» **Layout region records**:

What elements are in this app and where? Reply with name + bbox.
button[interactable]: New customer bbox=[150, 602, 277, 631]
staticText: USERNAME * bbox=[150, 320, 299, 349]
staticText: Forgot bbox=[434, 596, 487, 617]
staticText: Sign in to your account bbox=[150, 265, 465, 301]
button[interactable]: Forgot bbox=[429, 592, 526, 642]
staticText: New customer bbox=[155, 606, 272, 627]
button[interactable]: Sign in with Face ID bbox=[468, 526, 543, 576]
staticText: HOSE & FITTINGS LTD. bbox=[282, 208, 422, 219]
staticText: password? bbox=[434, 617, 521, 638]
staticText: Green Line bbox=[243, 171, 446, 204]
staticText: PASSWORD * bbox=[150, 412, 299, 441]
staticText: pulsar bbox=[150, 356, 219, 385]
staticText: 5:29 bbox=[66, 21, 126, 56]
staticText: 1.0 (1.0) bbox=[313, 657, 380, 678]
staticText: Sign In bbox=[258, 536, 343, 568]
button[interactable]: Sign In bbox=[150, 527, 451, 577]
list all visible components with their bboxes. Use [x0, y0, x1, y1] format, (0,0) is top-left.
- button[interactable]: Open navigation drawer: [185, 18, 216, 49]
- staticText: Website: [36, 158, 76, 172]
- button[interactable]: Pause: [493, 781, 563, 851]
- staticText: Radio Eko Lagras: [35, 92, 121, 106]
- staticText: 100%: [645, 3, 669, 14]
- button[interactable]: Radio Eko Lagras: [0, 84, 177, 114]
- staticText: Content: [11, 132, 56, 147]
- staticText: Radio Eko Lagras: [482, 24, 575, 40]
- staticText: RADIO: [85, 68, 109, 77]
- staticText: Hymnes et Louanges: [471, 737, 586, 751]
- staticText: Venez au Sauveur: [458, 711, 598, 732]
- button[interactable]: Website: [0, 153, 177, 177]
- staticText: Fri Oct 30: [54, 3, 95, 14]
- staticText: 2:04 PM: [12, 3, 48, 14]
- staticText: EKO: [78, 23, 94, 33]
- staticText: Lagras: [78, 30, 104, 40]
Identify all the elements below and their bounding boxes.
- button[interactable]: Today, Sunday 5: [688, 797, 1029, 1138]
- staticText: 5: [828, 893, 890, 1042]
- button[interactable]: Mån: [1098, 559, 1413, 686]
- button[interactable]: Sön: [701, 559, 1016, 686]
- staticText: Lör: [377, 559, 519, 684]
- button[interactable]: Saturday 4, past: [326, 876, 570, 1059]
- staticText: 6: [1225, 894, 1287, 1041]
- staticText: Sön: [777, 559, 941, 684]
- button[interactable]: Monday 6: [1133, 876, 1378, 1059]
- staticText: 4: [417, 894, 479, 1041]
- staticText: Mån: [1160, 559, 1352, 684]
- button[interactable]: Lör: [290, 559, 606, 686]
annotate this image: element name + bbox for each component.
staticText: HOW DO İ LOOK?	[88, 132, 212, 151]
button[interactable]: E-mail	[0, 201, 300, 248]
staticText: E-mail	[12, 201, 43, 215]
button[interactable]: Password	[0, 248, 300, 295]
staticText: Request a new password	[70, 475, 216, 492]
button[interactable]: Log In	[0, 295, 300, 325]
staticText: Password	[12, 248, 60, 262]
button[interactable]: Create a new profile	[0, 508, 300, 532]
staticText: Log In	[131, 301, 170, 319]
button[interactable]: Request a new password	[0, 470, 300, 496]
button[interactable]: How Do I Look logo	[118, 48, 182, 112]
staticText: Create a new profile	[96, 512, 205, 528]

» **THE REQUEST**: Reproduce the rows word for word, starting at the first line and ending with the line that contains "- staticText: Lör: [377, 559, 519, 684]".

» **OUTPUT OF THE EXERCISE**:
What elements are in this app and where? Reply with name + bbox.
button[interactable]: New customer bbox=[150, 602, 277, 631]
staticText: USERNAME * bbox=[150, 320, 299, 349]
staticText: Forgot bbox=[434, 596, 487, 617]
staticText: Sign in to your account bbox=[150, 265, 465, 301]
button[interactable]: Forgot bbox=[429, 592, 526, 642]
staticText: New customer bbox=[155, 606, 272, 627]
button[interactable]: Sign in with Face ID bbox=[468, 526, 543, 576]
staticText: HOSE & FITTINGS LTD. bbox=[282, 208, 422, 219]
staticText: password? bbox=[434, 617, 521, 638]
staticText: Green Line bbox=[243, 171, 446, 204]
staticText: PASSWORD * bbox=[150, 412, 299, 441]
staticText: pulsar bbox=[150, 356, 219, 385]
staticText: 5:29 bbox=[66, 21, 126, 56]
staticText: 1.0 (1.0) bbox=[313, 657, 380, 678]
staticText: Sign In bbox=[258, 536, 343, 568]
button[interactable]: Sign In bbox=[150, 527, 451, 577]
list all visible components with their bboxes. Use [x0, y0, x1, y1] format, (0,0) is top-left.
- button[interactable]: Open navigation drawer: [185, 18, 216, 49]
- staticText: Website: [36, 158, 76, 172]
- button[interactable]: Pause: [493, 781, 563, 851]
- staticText: Radio Eko Lagras: [35, 92, 121, 106]
- staticText: 100%: [645, 3, 669, 14]
- button[interactable]: Radio Eko Lagras: [0, 84, 177, 114]
- staticText: Content: [11, 132, 56, 147]
- staticText: Radio Eko Lagras: [482, 24, 575, 40]
- staticText: RADIO: [85, 68, 109, 77]
- staticText: Hymnes et Louanges: [471, 737, 586, 751]
- staticText: Venez au Sauveur: [458, 711, 598, 732]
- button[interactable]: Website: [0, 153, 177, 177]
- staticText: Fri Oct 30: [54, 3, 95, 14]
- staticText: 2:04 PM: [12, 3, 48, 14]
- staticText: EKO: [78, 23, 94, 33]
- staticText: Lagras: [78, 30, 104, 40]
Identify all the elements below and their bounding boxes.
- button[interactable]: Today, Sunday 5: [688, 797, 1029, 1138]
- staticText: 5: [828, 893, 890, 1042]
- button[interactable]: Mån: [1098, 559, 1413, 686]
- button[interactable]: Sön: [701, 559, 1016, 686]
- staticText: Lör: [377, 559, 519, 684]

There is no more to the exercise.